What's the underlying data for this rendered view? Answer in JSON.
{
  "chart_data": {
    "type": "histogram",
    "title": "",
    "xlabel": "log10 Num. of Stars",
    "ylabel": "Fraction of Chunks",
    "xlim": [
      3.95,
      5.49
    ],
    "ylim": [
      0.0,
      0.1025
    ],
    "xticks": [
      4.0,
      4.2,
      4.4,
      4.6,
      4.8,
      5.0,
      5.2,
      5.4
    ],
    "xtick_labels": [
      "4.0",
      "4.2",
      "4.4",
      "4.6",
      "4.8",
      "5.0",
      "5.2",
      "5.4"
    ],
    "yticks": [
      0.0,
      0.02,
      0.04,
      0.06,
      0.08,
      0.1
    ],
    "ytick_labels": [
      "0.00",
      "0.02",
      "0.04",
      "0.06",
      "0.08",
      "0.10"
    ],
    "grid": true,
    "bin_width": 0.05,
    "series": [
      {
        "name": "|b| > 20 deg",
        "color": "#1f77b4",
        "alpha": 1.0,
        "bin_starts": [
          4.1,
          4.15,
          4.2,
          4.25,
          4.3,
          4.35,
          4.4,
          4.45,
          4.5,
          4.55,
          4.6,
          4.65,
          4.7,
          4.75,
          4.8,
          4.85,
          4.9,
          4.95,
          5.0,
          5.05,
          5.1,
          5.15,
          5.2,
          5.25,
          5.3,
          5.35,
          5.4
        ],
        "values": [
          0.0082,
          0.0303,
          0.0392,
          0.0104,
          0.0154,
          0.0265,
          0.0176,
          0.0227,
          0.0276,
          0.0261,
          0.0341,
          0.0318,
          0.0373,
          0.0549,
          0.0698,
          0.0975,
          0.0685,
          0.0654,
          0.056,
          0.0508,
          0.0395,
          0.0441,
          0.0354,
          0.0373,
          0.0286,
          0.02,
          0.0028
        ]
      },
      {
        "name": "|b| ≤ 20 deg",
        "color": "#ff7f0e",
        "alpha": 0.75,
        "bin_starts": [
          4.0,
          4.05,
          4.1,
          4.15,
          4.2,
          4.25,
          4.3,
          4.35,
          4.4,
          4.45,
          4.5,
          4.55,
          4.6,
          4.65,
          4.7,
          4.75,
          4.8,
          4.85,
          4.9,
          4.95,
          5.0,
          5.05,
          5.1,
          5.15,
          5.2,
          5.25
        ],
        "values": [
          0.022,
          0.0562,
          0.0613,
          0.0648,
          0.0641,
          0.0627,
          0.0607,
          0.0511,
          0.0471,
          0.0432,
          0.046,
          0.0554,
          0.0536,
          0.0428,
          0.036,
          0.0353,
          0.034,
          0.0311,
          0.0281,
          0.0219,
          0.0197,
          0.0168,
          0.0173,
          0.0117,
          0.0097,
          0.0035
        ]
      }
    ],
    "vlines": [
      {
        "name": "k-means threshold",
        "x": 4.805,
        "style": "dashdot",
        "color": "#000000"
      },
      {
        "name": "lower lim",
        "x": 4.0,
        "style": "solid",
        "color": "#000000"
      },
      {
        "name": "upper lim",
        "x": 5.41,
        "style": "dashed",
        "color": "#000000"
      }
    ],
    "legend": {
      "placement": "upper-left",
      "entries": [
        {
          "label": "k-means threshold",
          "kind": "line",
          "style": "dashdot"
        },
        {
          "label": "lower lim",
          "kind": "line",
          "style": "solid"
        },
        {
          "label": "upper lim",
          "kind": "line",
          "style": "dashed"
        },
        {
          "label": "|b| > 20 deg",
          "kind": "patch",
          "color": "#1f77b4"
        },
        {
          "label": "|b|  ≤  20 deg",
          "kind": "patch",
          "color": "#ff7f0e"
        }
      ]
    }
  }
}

• • •

- **Given task**
Your task is to extract all of the records exactly.

- **Answer for this exercise**
What's the underlying data for this rendered view? Answer in JSON.
{
  "chart_data": {
    "type": "histogram",
    "title": "",
    "xlabel": "log10 Num. of Stars",
    "ylabel": "Fraction of Chunks",
    "xlim": [
      3.95,
      5.49
    ],
    "ylim": [
      0.0,
      0.1025
    ],
    "xticks": [
      4.0,
      4.2,
      4.4,
      4.6,
      4.8,
      5.0,
      5.2,
      5.4
    ],
    "xtick_labels": [
      "4.0",
      "4.2",
      "4.4",
      "4.6",
      "4.8",
      "5.0",
      "5.2",
      "5.4"
    ],
    "yticks": [
      0.0,
      0.02,
      0.04,
      0.06,
      0.08,
      0.1
    ],
    "ytick_labels": [
      "0.00",
      "0.02",
      "0.04",
      "0.06",
      "0.08",
      "0.10"
    ],
    "grid": true,
    "bin_width": 0.05,
    "series": [
      {
        "name": "|b| > 20 deg",
        "color": "#1f77b4",
        "alpha": 1.0,
        "bin_starts": [
          4.1,
          4.15,
          4.2,
          4.25,
          4.3,
          4.35,
          4.4,
          4.45,
          4.5,
          4.55,
          4.6,
          4.65,
          4.7,
          4.75,
          4.8,
          4.85,
          4.9,
          4.95,
          5.0,
          5.05,
          5.1,
          5.15,
          5.2,
          5.25,
          5.3,
          5.35,
          5.4
        ],
        "values": [
          0.0082,
          0.0303,
          0.0392,
          0.0104,
          0.0154,
          0.0265,
          0.0176,
          0.0227,
          0.0276,
          0.0261,
          0.0341,
          0.0318,
          0.0373,
          0.0549,
          0.0698,
          0.0975,
          0.0685,
          0.0654,
          0.056,
          0.0508,
          0.0395,
          0.0441,
          0.0354,
          0.0373,
          0.0286,
          0.02,
          0.0028
        ]
      },
      {
        "name": "|b| ≤ 20 deg",
        "color": "#ff7f0e",
        "alpha": 0.75,
        "bin_starts": [
          4.0,
          4.05,
          4.1,
          4.15,
          4.2,
          4.25,
          4.3,
          4.35,
          4.4,
          4.45,
          4.5,
          4.55,
          4.6,
          4.65,
          4.7,
          4.75,
          4.8,
          4.85,
          4.9,
          4.95,
          5.0,
          5.05,
          5.1,
          5.15,
          5.2,
          5.25
        ],
        "values": [
          0.022,
          0.0562,
          0.0613,
          0.0648,
          0.0641,
          0.0627,
          0.0607,
          0.0511,
          0.0471,
          0.0432,
          0.046,
          0.0554,
          0.0536,
          0.0428,
          0.036,
          0.0353,
          0.034,
          0.0311,
          0.0281,
          0.0219,
          0.0197,
          0.0168,
          0.0173,
          0.0117,
          0.0097,
          0.0035
        ]
      }
    ],
    "vlines": [
      {
        "name": "k-means threshold",
        "x": 4.805,
        "style": "dashdot",
        "color": "#000000"
      },
      {
        "name": "lower lim",
        "x": 4.0,
        "style": "solid",
        "color": "#000000"
      },
      {
        "name": "upper lim",
        "x": 5.41,
        "style": "dashed",
        "color": "#000000"
      }
    ],
    "legend": {
      "placement": "upper-left",
      "entries": [
        {
          "label": "k-means threshold",
          "kind": "line",
          "style": "dashdot"
        },
        {
          "label": "lower lim",
          "kind": "line",
          "style": "solid"
        },
        {
          "label": "upper lim",
          "kind": "line",
          "style": "dashed"
        },
        {
          "label": "|b| > 20 deg",
          "kind": "patch",
          "color": "#1f77b4"
        },
        {
          "label": "|b|  ≤  20 deg",
          "kind": "patch",
          "color": "#ff7f0e"
        }
      ]
    }
  }
}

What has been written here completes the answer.